AIM OF THE EXERCISE | Wherever the word "diberikan" turns up in a line of the entries, copy that line.

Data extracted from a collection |
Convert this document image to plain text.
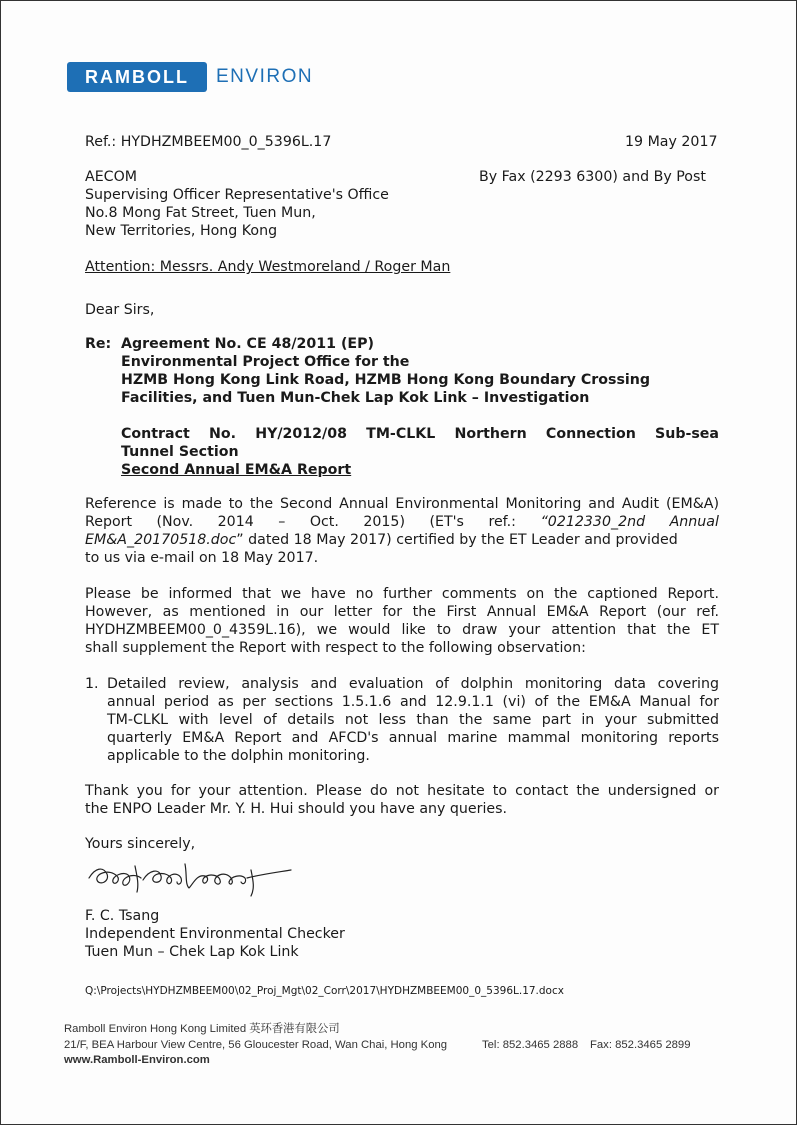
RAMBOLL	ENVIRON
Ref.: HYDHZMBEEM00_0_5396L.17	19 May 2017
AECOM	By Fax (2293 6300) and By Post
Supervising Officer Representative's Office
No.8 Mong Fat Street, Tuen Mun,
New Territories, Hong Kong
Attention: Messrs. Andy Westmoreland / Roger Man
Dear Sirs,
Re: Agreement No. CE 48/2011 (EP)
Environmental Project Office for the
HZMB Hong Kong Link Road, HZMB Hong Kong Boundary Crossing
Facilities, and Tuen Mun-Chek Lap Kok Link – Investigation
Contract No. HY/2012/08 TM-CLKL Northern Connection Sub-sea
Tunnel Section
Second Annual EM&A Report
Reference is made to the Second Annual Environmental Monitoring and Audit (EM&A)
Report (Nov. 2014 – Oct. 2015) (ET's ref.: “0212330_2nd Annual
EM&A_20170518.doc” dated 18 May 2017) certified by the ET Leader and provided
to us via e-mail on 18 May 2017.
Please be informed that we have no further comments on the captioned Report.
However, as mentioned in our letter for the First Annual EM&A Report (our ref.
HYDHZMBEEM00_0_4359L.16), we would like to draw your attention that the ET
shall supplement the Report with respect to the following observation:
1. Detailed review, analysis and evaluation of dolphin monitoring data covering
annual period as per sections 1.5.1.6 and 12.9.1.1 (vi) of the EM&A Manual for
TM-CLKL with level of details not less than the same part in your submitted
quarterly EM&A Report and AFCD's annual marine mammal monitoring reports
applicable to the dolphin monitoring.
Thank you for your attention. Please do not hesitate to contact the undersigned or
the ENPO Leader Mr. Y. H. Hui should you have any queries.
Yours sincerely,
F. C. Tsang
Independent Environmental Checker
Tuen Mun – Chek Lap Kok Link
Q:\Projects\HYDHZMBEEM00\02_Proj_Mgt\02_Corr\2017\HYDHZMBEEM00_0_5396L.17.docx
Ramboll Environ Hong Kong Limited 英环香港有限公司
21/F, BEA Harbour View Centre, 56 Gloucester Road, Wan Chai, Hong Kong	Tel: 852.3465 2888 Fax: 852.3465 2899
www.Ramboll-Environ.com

--

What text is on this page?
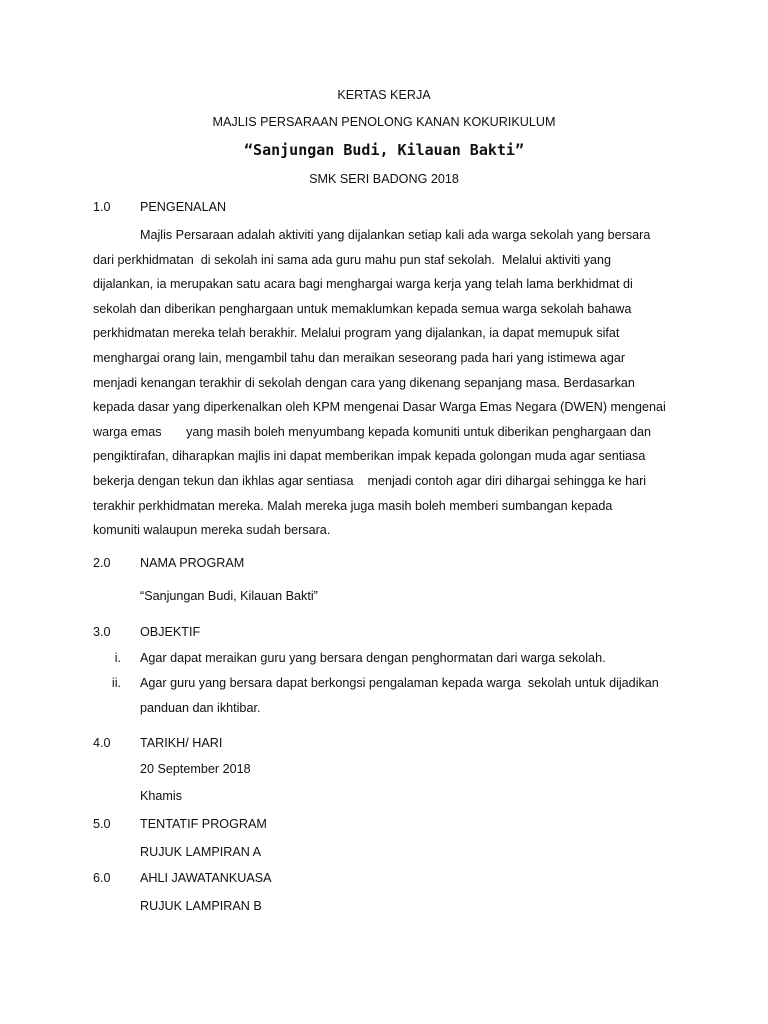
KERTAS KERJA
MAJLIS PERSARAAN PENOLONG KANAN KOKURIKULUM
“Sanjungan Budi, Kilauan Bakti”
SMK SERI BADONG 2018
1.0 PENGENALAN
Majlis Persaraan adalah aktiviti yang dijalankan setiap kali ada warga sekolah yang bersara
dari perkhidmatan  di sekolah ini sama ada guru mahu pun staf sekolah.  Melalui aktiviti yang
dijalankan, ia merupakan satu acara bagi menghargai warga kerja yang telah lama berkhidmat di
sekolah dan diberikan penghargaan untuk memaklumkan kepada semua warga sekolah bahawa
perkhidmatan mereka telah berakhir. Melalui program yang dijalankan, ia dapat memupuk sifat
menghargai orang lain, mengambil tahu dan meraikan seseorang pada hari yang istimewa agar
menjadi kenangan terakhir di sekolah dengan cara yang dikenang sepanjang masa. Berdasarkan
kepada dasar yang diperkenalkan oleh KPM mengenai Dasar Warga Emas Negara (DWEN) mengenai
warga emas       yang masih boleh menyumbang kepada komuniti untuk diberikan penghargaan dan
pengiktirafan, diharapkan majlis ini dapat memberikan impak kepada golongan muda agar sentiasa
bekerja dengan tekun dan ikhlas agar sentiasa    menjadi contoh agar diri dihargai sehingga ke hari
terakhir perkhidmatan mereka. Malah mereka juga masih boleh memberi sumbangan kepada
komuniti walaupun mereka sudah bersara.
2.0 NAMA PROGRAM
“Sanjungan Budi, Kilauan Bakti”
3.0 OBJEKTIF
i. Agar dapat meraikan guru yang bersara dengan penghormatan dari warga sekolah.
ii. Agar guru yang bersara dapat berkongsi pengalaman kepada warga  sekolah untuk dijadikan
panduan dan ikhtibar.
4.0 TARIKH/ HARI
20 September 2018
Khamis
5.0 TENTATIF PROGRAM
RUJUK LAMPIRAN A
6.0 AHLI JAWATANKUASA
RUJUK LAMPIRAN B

FINAL RESULT |
sekolah dan diberikan penghargaan untuk memaklumkan kepada semua warga sekolah bahawa
warga emas       yang masih boleh menyumbang kepada komuniti untuk diberikan penghargaan dan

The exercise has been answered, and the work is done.